All of the lines below are to be printed again exactly; images are excluded from the output.

#### Material for the task ####

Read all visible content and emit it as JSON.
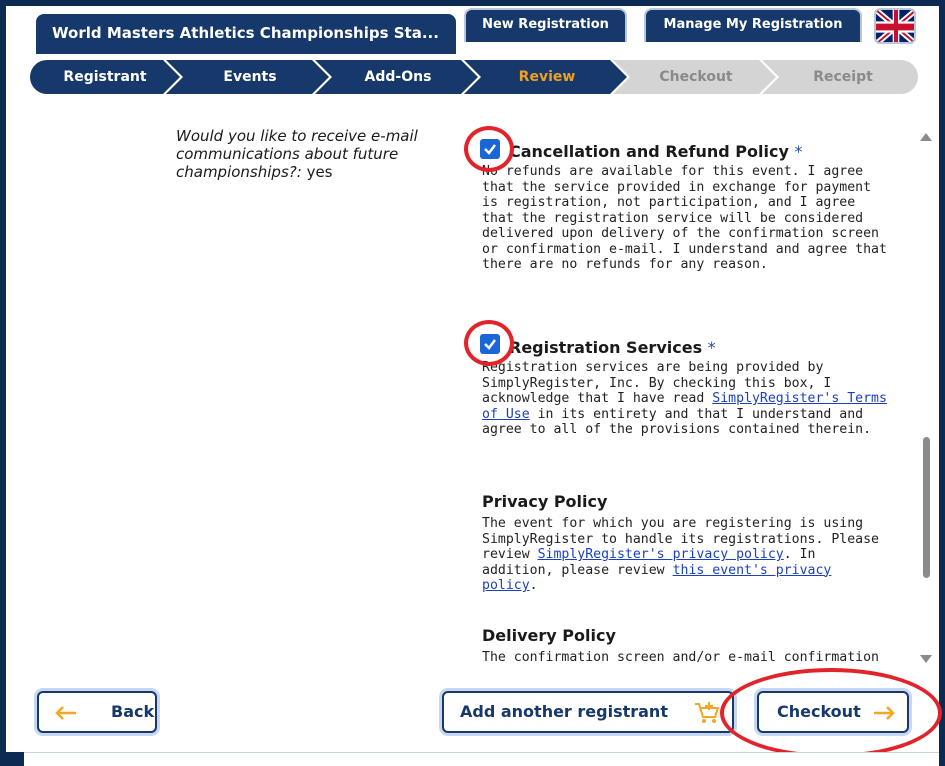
{
  "header": {
    "title": "World Masters Athletics Championships Sta...",
    "tabs": [
      {
        "label": "New Registration"
      },
      {
        "label": "Manage My Registration"
      }
    ],
    "flag": "uk-flag-icon"
  },
  "steps": [
    {
      "label": "Registrant",
      "state": "done"
    },
    {
      "label": "Events",
      "state": "done"
    },
    {
      "label": "Add-Ons",
      "state": "done"
    },
    {
      "label": "Review",
      "state": "current"
    },
    {
      "label": "Checkout",
      "state": "upcoming"
    },
    {
      "label": "Receipt",
      "state": "upcoming"
    }
  ],
  "left": {
    "question": "Would you like to receive e-mail communications about future championships?:",
    "answer": "yes"
  },
  "policies": {
    "cancellation": {
      "title": "Cancellation and Refund Policy",
      "required": "*",
      "text": "No refunds are available for this event. I agree that the service provided in exchange for payment is registration, not participation, and I agree that the registration service will be considered delivered upon delivery of the confirmation screen or confirmation e-mail. I understand and agree that there are no refunds for any reason.",
      "checked": true
    },
    "registration_services": {
      "title": "Registration Services",
      "required": "*",
      "text_before": "Registration services are being provided by SimplyRegister, Inc. By checking this box, I acknowledge that I have read",
      "link": "SimplyRegister's Terms of Use",
      "text_after": "in its entirety and that I understand and agree to all of the provisions contained therein.",
      "checked": true
    },
    "privacy": {
      "title": "Privacy Policy",
      "text_before": "The event for which you are registering is using SimplyRegister to handle its registrations. Please review",
      "link1": "SimplyRegister's privacy policy",
      "text_middle": ". In addition, please review",
      "link2": "this event's privacy policy",
      "text_after": "."
    },
    "delivery": {
      "title": "Delivery Policy",
      "text": "The confirmation screen and/or e-mail confirmation"
    }
  },
  "buttons": {
    "back": "Back",
    "add_registrant": "Add another registrant",
    "checkout": "Checkout"
  },
  "colors": {
    "navy": "#16386a",
    "review_orange": "#f0a020",
    "annotation_red": "#e3232a",
    "checkbox_blue": "#1a66d6",
    "button_arrow_orange": "#f5a623"
  }
}
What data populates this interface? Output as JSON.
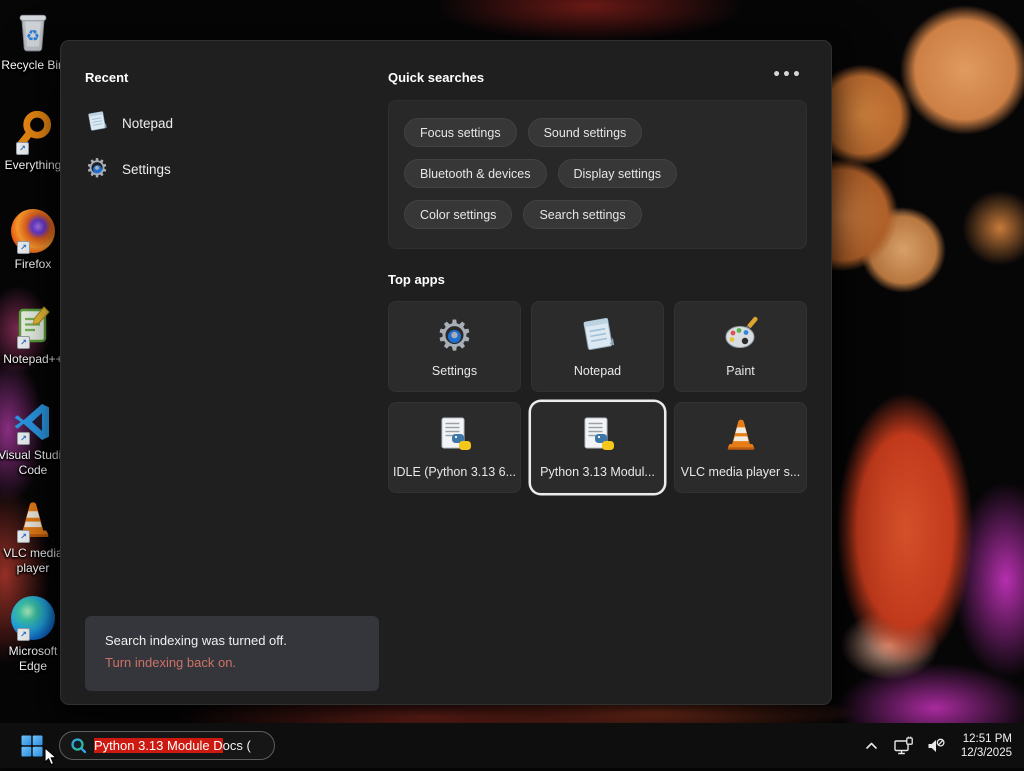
{
  "colors": {
    "panel_bg": "#1f1f1f",
    "card_bg": "#282828",
    "pill_bg": "#373737",
    "tile_bg": "#2b2b2b",
    "selected_tile_border": "#ececec",
    "selection_red": "#cc1a10",
    "notice_action": "#cd7266",
    "accent_blue": "#1f6fd0",
    "taskbar_bg": "#0e0e0e"
  },
  "desktop": {
    "icons": [
      {
        "icon": "recycle-bin-icon",
        "label": "Recycle Bin"
      },
      {
        "icon": "everything-icon",
        "label": "Everything"
      },
      {
        "icon": "firefox-icon",
        "label": "Firefox"
      },
      {
        "icon": "notepad-plus-plus-icon",
        "label": "Notepad++"
      },
      {
        "icon": "visual-studio-code-icon",
        "label": "Visual Studio Code"
      },
      {
        "icon": "vlc-icon",
        "label": "VLC media player"
      },
      {
        "icon": "microsoft-edge-icon",
        "label": "Microsoft Edge"
      }
    ]
  },
  "search_panel": {
    "recent": {
      "title": "Recent",
      "items": [
        {
          "icon": "notepad-icon",
          "label": "Notepad"
        },
        {
          "icon": "settings-gear-icon",
          "label": "Settings"
        }
      ]
    },
    "quick_searches": {
      "title": "Quick searches",
      "more_label": "•••",
      "pills": [
        "Focus settings",
        "Sound settings",
        "Bluetooth & devices",
        "Display settings",
        "Color settings",
        "Search settings"
      ]
    },
    "top_apps": {
      "title": "Top apps",
      "tiles": [
        {
          "icon": "settings-gear-icon",
          "label": "Settings",
          "selected": false
        },
        {
          "icon": "notepad-icon",
          "label": "Notepad",
          "selected": false
        },
        {
          "icon": "paint-icon",
          "label": "Paint",
          "selected": false
        },
        {
          "icon": "python-doc-icon",
          "label": "IDLE (Python 3.13 6...",
          "selected": false
        },
        {
          "icon": "python-doc-icon",
          "label": "Python 3.13 Modul...",
          "selected": true
        },
        {
          "icon": "vlc-icon",
          "label": "VLC media player s...",
          "selected": false
        }
      ]
    },
    "indexing_notice": {
      "message": "Search indexing was turned off.",
      "action": "Turn indexing back on."
    }
  },
  "taskbar": {
    "search": {
      "icon": "search-icon",
      "selected_text": "Python 3.13 Module D",
      "rest_text": "ocs ("
    },
    "tray": {
      "chevron_icon": "hidden-icons-chevron",
      "network_icon": "network-icon",
      "volume_icon": "volume-mute-icon",
      "time": "12:51 PM",
      "date": "12/3/2025"
    }
  }
}
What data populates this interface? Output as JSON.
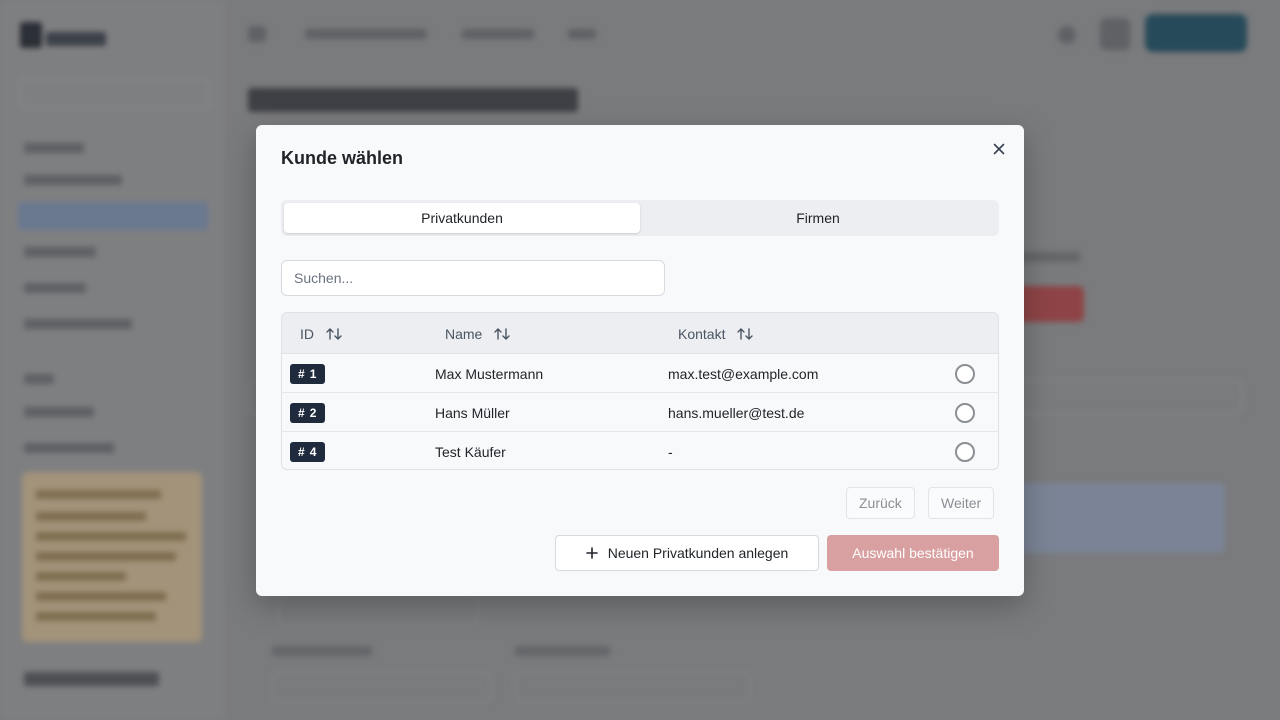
{
  "modal": {
    "title": "Kunde wählen",
    "close_icon": "close-icon",
    "tabs": [
      {
        "label": "Privatkunden",
        "active": true
      },
      {
        "label": "Firmen",
        "active": false
      }
    ],
    "search": {
      "placeholder": "Suchen...",
      "value": ""
    },
    "table": {
      "columns": [
        "ID",
        "Name",
        "Kontakt"
      ],
      "rows": [
        {
          "id": "1",
          "name": "Max Mustermann",
          "contact": "max.test@example.com",
          "selected": false
        },
        {
          "id": "2",
          "name": "Hans Müller",
          "contact": "hans.mueller@test.de",
          "selected": false
        },
        {
          "id": "4",
          "name": "Test Käufer",
          "contact": "-",
          "selected": false
        }
      ]
    },
    "pagination": {
      "prev_label": "Zurück",
      "next_label": "Weiter"
    },
    "actions": {
      "new_label": "Neuen Privatkunden anlegen",
      "confirm_label": "Auswahl bestätigen"
    }
  },
  "colors": {
    "badge_bg": "#1f2a3d",
    "confirm_disabled": "#d9a0a1",
    "overlay": "#7a7b7d"
  }
}
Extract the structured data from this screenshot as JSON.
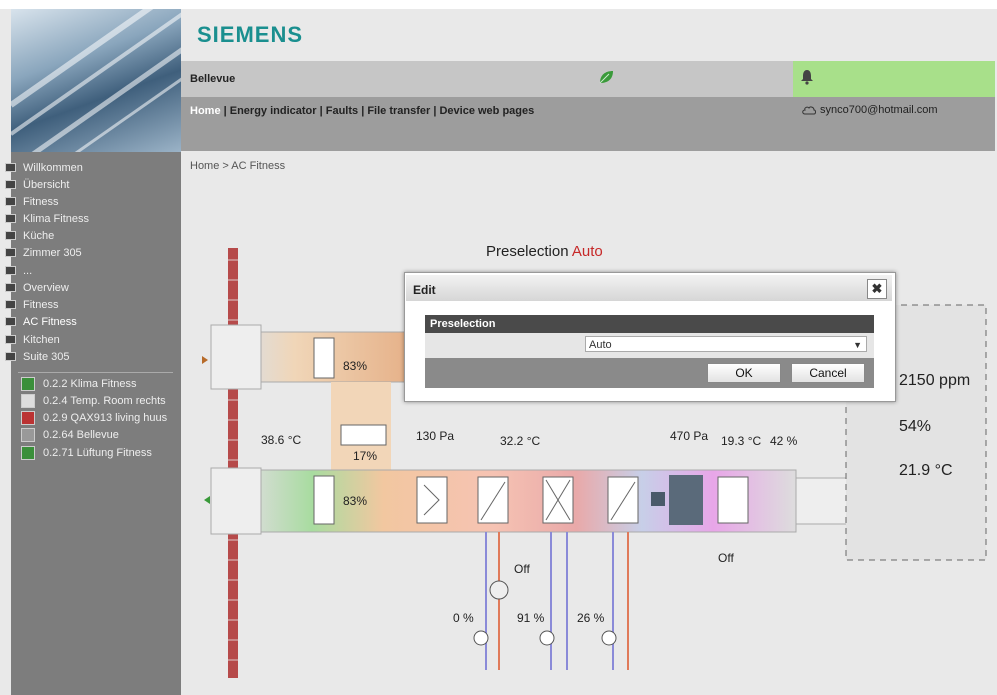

####

**Reply to the exercise**
Read all visible content and emit it as JSON.
{
  "header": {
    "title": "World Masters Athletics Championships Sta...",
    "tabs": [
      {
        "label": "New Registration"
      },
      {
        "label": "Manage My Registration"
      }
    ],
    "flag": "uk-flag-icon"
  },
  "steps": [
    {
      "label": "Registrant",
      "state": "done"
    },
    {
      "label": "Events",
      "state": "done"
    },
    {
      "label": "Add-Ons",
      "state": "done"
    },
    {
      "label": "Review",
      "state": "current"
    },
    {
      "label": "Checkout",
      "state": "upcoming"
    },
    {
      "label": "Receipt",
      "state": "upcoming"
    }
  ],
  "left": {
    "question": "Would you like to receive e-mail communications about future championships?:",
    "answer": "yes"
  },
  "policies": {
    "cancellation": {
      "title": "Cancellation and Refund Policy",
      "required": "*",
      "text": "No refunds are available for this event. I agree that the service provided in exchange for payment is registration, not participation, and I agree that the registration service will be considered delivered upon delivery of the confirmation screen or confirmation e-mail. I understand and agree that there are no refunds for any reason.",
      "checked": true
    },
    "registration_services": {
      "title": "Registration Services",
      "required": "*",
      "text_before": "Registration services are being provided by SimplyRegister, Inc. By checking this box, I acknowledge that I have read",
      "link": "SimplyRegister's Terms of Use",
      "text_after": "in its entirety and that I understand and agree to all of the provisions contained therein.",
      "checked": true
    },
    "privacy": {
      "title": "Privacy Policy",
      "text_before": "The event for which you are registering is using SimplyRegister to handle its registrations. Please review",
      "link1": "SimplyRegister's privacy policy",
      "text_middle": ". In addition, please review",
      "link2": "this event's privacy policy",
      "text_after": "."
    },
    "delivery": {
      "title": "Delivery Policy",
      "text": "The confirmation screen and/or e-mail confirmation"
    }
  },
  "buttons": {
    "back": "Back",
    "add_registrant": "Add another registrant",
    "checkout": "Checkout"
  },
  "colors": {
    "navy": "#16386a",
    "review_orange": "#f0a020",
    "annotation_red": "#e3232a",
    "checkbox_blue": "#1a66d6",
    "button_arrow_orange": "#f5a623"
  }
}
What data populates this interface? Output as JSON.
{
  "colors": {
    "panel_bg": "#1f1f1f",
    "card_bg": "#282828",
    "pill_bg": "#373737",
    "tile_bg": "#2b2b2b",
    "selected_tile_border": "#ececec",
    "selection_red": "#cc1a10",
    "notice_action": "#cd7266",
    "accent_blue": "#1f6fd0",
    "taskbar_bg": "#0e0e0e"
  },
  "desktop": {
    "icons": [
      {
        "icon": "recycle-bin-icon",
        "label": "Recycle Bin"
      },
      {
        "icon": "everything-icon",
        "label": "Everything"
      },
      {
        "icon": "firefox-icon",
        "label": "Firefox"
      },
      {
        "icon": "notepad-plus-plus-icon",
        "label": "Notepad++"
      },
      {
        "icon": "visual-studio-code-icon",
        "label": "Visual Studio Code"
      },
      {
        "icon": "vlc-icon",
        "label": "VLC media player"
      },
      {
        "icon": "microsoft-edge-icon",
        "label": "Microsoft Edge"
      }
    ]
  },
  "search_panel": {
    "recent": {
      "title": "Recent",
      "items": [
        {
          "icon": "notepad-icon",
          "label": "Notepad"
        },
        {
          "icon": "settings-gear-icon",
          "label": "Settings"
        }
      ]
    },
    "quick_searches": {
      "title": "Quick searches",
      "more_label": "•••",
      "pills": [
        "Focus settings",
        "Sound settings",
        "Bluetooth & devices",
        "Display settings",
        "Color settings",
        "Search settings"
      ]
    },
    "top_apps": {
      "title": "Top apps",
      "tiles": [
        {
          "icon": "settings-gear-icon",
          "label": "Settings",
          "selected": false
        },
        {
          "icon": "notepad-icon",
          "label": "Notepad",
          "selected": false
        },
        {
          "icon": "paint-icon",
          "label": "Paint",
          "selected": false
        },
        {
          "icon": "python-doc-icon",
          "label": "IDLE (Python 3.13 6...",
          "selected": false
        },
        {
          "icon": "python-doc-icon",
          "label": "Python 3.13 Modul...",
          "selected": true
        },
        {
          "icon": "vlc-icon",
          "label": "VLC media player s...",
          "selected": false
        }
      ]
    },
    "indexing_notice": {
      "message": "Search indexing was turned off.",
      "action": "Turn indexing back on."
    }
  },
  "taskbar": {
    "search": {
      "icon": "search-icon",
      "selected_text": "Python 3.13 Module D",
      "rest_text": "ocs ("
    },
    "tray": {
      "chevron_icon": "hidden-icons-chevron",
      "network_icon": "network-icon",
      "volume_icon": "volume-mute-icon",
      "time": "12:51 PM",
      "date": "12/3/2025"
    }
  }
}
What data populates this interface? Output as JSON.
{
  "modal": {
    "title": "Kunde wählen",
    "close_icon": "close-icon",
    "tabs": [
      {
        "label": "Privatkunden",
        "active": true
      },
      {
        "label": "Firmen",
        "active": false
      }
    ],
    "search": {
      "placeholder": "Suchen...",
      "value": ""
    },
    "table": {
      "columns": [
        "ID",
        "Name",
        "Kontakt"
      ],
      "rows": [
        {
          "id": "1",
          "name": "Max Mustermann",
          "contact": "max.test@example.com",
          "selected": false
        },
        {
          "id": "2",
          "name": "Hans Müller",
          "contact": "hans.mueller@test.de",
          "selected": false
        },
        {
          "id": "4",
          "name": "Test Käufer",
          "contact": "-",
          "selected": false
        }
      ]
    },
    "pagination": {
      "prev_label": "Zurück",
      "next_label": "Weiter"
    },
    "actions": {
      "new_label": "Neuen Privatkunden anlegen",
      "confirm_label": "Auswahl bestätigen"
    }
  },
  "colors": {
    "badge_bg": "#1f2a3d",
    "confirm_disabled": "#d9a0a1",
    "overlay": "#7a7b7d"
  }
}
Extract the structured data from this screenshot as JSON.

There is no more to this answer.